- [Exercise goal] Below is a block of records: output all of them exactly and leave out the pictures.

(Data extracted from a collection)
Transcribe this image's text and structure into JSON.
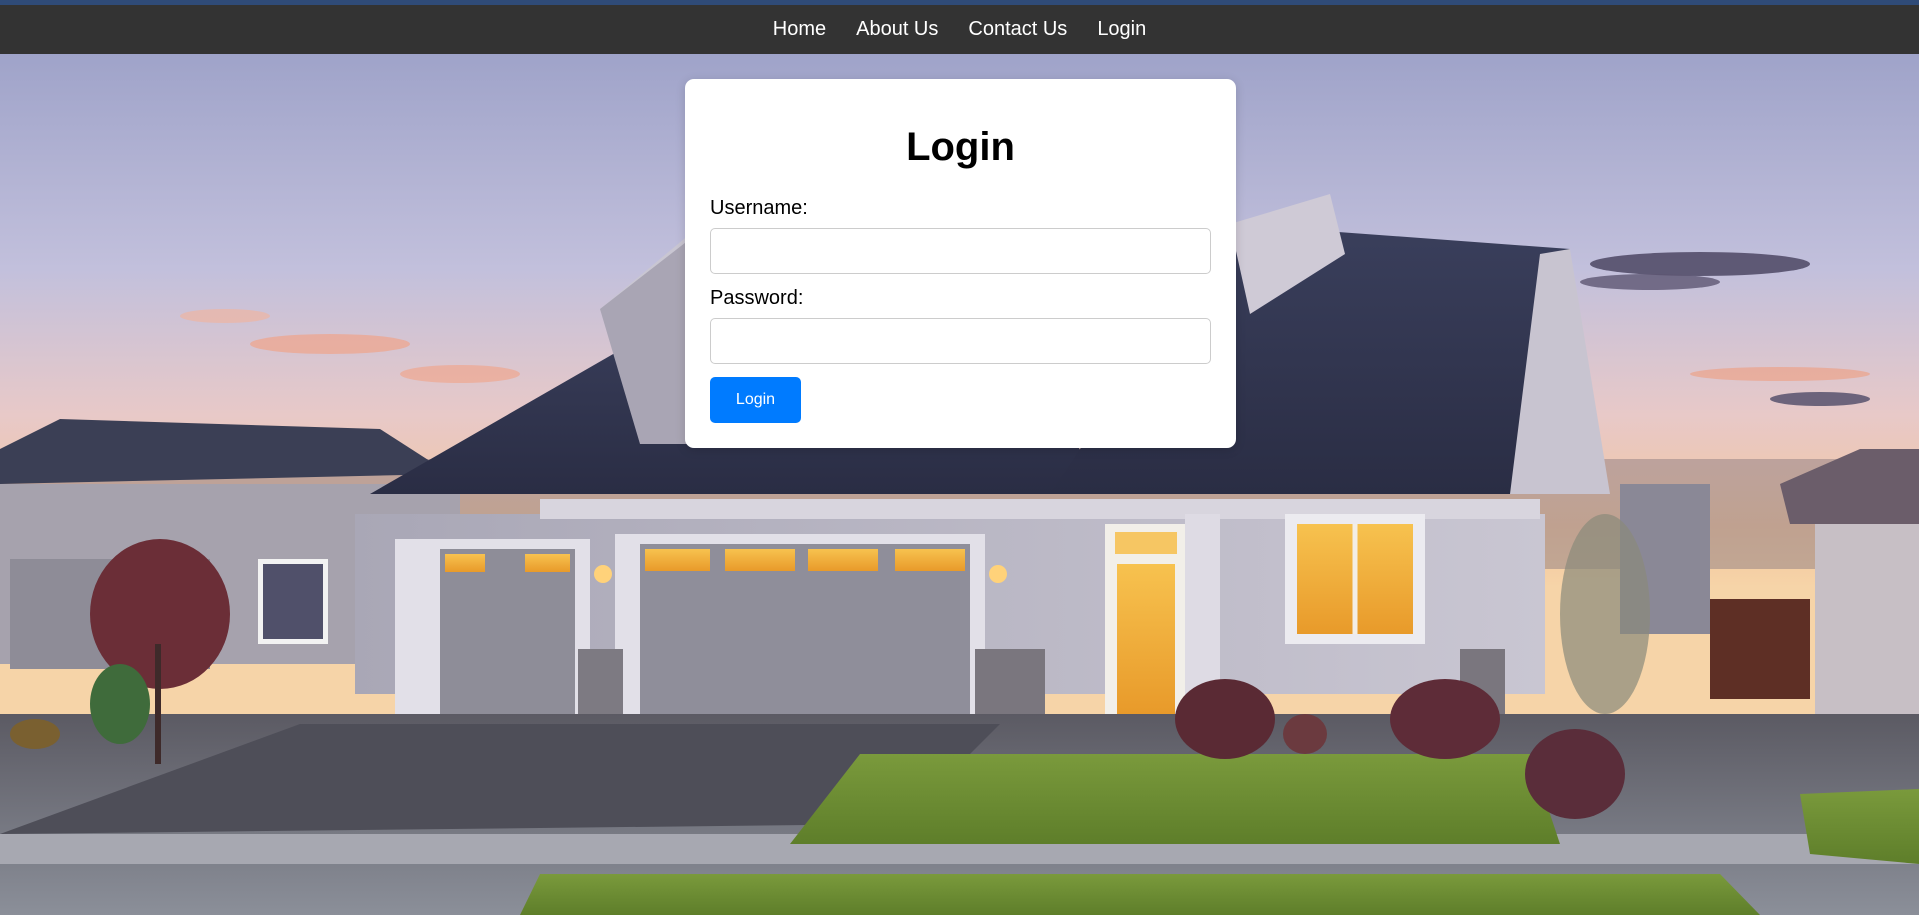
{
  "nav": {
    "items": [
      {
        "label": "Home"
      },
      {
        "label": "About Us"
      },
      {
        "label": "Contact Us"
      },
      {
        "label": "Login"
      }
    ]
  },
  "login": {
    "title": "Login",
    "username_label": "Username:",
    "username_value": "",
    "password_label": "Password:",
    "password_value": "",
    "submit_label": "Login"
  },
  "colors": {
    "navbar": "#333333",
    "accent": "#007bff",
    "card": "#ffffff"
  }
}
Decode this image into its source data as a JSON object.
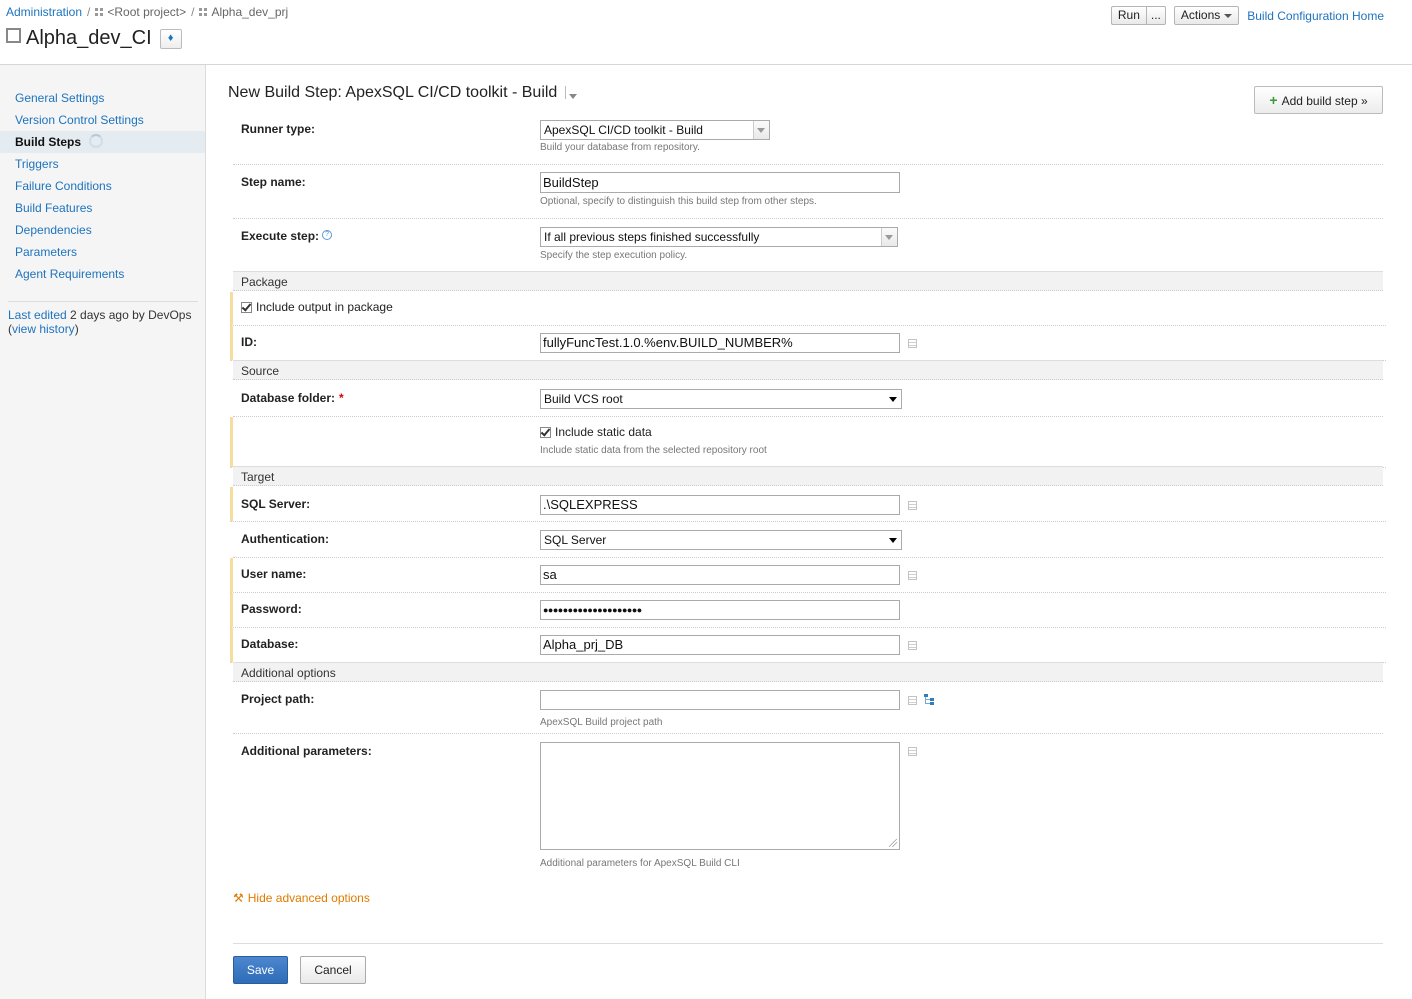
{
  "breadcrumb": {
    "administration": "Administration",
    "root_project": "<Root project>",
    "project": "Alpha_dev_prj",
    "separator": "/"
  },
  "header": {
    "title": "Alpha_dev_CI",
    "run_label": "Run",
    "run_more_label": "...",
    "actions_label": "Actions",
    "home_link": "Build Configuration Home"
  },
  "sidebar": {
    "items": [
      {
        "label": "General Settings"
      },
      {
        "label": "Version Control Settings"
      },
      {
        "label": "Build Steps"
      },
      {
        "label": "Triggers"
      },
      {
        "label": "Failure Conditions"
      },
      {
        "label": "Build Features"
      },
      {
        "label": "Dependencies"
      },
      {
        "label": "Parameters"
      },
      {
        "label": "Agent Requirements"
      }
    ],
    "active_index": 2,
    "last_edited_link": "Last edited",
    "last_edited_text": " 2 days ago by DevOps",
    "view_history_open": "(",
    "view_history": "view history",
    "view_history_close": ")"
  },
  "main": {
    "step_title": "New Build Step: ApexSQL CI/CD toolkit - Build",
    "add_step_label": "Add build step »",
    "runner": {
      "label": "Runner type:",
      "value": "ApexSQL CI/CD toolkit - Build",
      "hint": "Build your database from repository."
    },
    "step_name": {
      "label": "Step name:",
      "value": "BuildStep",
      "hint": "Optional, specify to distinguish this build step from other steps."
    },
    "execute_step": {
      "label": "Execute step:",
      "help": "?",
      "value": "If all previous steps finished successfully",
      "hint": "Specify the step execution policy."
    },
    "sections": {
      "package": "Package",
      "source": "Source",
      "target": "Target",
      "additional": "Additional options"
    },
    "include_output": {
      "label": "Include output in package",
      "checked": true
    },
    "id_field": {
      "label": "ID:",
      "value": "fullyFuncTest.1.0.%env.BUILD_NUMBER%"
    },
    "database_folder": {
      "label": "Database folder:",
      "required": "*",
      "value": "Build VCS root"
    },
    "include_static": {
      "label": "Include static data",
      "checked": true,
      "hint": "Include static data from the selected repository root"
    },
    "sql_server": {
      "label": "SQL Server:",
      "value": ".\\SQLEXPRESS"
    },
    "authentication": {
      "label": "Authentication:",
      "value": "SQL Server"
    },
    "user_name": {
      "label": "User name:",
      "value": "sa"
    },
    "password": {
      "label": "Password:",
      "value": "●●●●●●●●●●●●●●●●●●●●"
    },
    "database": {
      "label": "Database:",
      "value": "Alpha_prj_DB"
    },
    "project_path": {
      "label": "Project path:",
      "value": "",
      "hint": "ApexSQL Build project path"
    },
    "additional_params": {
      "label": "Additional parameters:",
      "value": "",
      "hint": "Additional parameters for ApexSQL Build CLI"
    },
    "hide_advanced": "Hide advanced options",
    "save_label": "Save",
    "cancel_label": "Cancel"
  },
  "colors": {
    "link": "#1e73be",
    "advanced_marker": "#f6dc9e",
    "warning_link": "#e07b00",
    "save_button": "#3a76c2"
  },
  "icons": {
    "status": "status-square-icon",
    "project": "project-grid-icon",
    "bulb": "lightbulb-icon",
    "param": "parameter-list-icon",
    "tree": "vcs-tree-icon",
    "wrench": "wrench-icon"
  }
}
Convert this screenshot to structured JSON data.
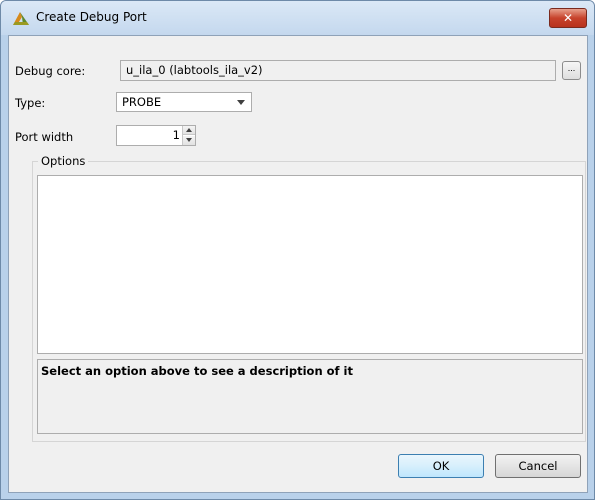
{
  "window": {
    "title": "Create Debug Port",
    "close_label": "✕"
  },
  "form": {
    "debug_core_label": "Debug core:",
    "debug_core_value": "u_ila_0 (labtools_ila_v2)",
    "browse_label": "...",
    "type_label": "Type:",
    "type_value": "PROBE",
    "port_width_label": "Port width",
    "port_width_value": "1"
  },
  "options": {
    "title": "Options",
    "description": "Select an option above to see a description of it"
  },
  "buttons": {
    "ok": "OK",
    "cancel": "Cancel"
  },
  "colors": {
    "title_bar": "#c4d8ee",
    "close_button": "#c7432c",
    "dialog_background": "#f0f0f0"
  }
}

- [The output]
Transcribe this image's text and structure into JSON.
{
  "nav": {
    "items": [
      {
        "label": "Home"
      },
      {
        "label": "About Us"
      },
      {
        "label": "Contact Us"
      },
      {
        "label": "Login"
      }
    ]
  },
  "login": {
    "title": "Login",
    "username_label": "Username:",
    "username_value": "",
    "password_label": "Password:",
    "password_value": "",
    "submit_label": "Login"
  },
  "colors": {
    "navbar": "#333333",
    "accent": "#007bff",
    "card": "#ffffff"
  }
}
Decode this image into its source data as a JSON object.
{
  "breadcrumb": {
    "administration": "Administration",
    "root_project": "<Root project>",
    "project": "Alpha_dev_prj",
    "separator": "/"
  },
  "header": {
    "title": "Alpha_dev_CI",
    "run_label": "Run",
    "run_more_label": "...",
    "actions_label": "Actions",
    "home_link": "Build Configuration Home"
  },
  "sidebar": {
    "items": [
      {
        "label": "General Settings"
      },
      {
        "label": "Version Control Settings"
      },
      {
        "label": "Build Steps"
      },
      {
        "label": "Triggers"
      },
      {
        "label": "Failure Conditions"
      },
      {
        "label": "Build Features"
      },
      {
        "label": "Dependencies"
      },
      {
        "label": "Parameters"
      },
      {
        "label": "Agent Requirements"
      }
    ],
    "active_index": 2,
    "last_edited_link": "Last edited",
    "last_edited_text": " 2 days ago by DevOps",
    "view_history_open": "(",
    "view_history": "view history",
    "view_history_close": ")"
  },
  "main": {
    "step_title": "New Build Step: ApexSQL CI/CD toolkit - Build",
    "add_step_label": "Add build step »",
    "runner": {
      "label": "Runner type:",
      "value": "ApexSQL CI/CD toolkit - Build",
      "hint": "Build your database from repository."
    },
    "step_name": {
      "label": "Step name:",
      "value": "BuildStep",
      "hint": "Optional, specify to distinguish this build step from other steps."
    },
    "execute_step": {
      "label": "Execute step:",
      "help": "?",
      "value": "If all previous steps finished successfully",
      "hint": "Specify the step execution policy."
    },
    "sections": {
      "package": "Package",
      "source": "Source",
      "target": "Target",
      "additional": "Additional options"
    },
    "include_output": {
      "label": "Include output in package",
      "checked": true
    },
    "id_field": {
      "label": "ID:",
      "value": "fullyFuncTest.1.0.%env.BUILD_NUMBER%"
    },
    "database_folder": {
      "label": "Database folder:",
      "required": "*",
      "value": "Build VCS root"
    },
    "include_static": {
      "label": "Include static data",
      "checked": true,
      "hint": "Include static data from the selected repository root"
    },
    "sql_server": {
      "label": "SQL Server:",
      "value": ".\\SQLEXPRESS"
    },
    "authentication": {
      "label": "Authentication:",
      "value": "SQL Server"
    },
    "user_name": {
      "label": "User name:",
      "value": "sa"
    },
    "password": {
      "label": "Password:",
      "value": "●●●●●●●●●●●●●●●●●●●●"
    },
    "database": {
      "label": "Database:",
      "value": "Alpha_prj_DB"
    },
    "project_path": {
      "label": "Project path:",
      "value": "",
      "hint": "ApexSQL Build project path"
    },
    "additional_params": {
      "label": "Additional parameters:",
      "value": "",
      "hint": "Additional parameters for ApexSQL Build CLI"
    },
    "hide_advanced": "Hide advanced options",
    "save_label": "Save",
    "cancel_label": "Cancel"
  },
  "colors": {
    "link": "#1e73be",
    "advanced_marker": "#f6dc9e",
    "warning_link": "#e07b00",
    "save_button": "#3a76c2"
  },
  "icons": {
    "status": "status-square-icon",
    "project": "project-grid-icon",
    "bulb": "lightbulb-icon",
    "param": "parameter-list-icon",
    "tree": "vcs-tree-icon",
    "wrench": "wrench-icon"
  }
}
Convert this screenshot to structured JSON data.
{
  "window": {
    "title": "Create Debug Port",
    "close_label": "✕"
  },
  "form": {
    "debug_core_label": "Debug core:",
    "debug_core_value": "u_ila_0 (labtools_ila_v2)",
    "browse_label": "...",
    "type_label": "Type:",
    "type_value": "PROBE",
    "port_width_label": "Port width",
    "port_width_value": "1"
  },
  "options": {
    "title": "Options",
    "description": "Select an option above to see a description of it"
  },
  "buttons": {
    "ok": "OK",
    "cancel": "Cancel"
  },
  "colors": {
    "title_bar": "#c4d8ee",
    "close_button": "#c7432c",
    "dialog_background": "#f0f0f0"
  }
}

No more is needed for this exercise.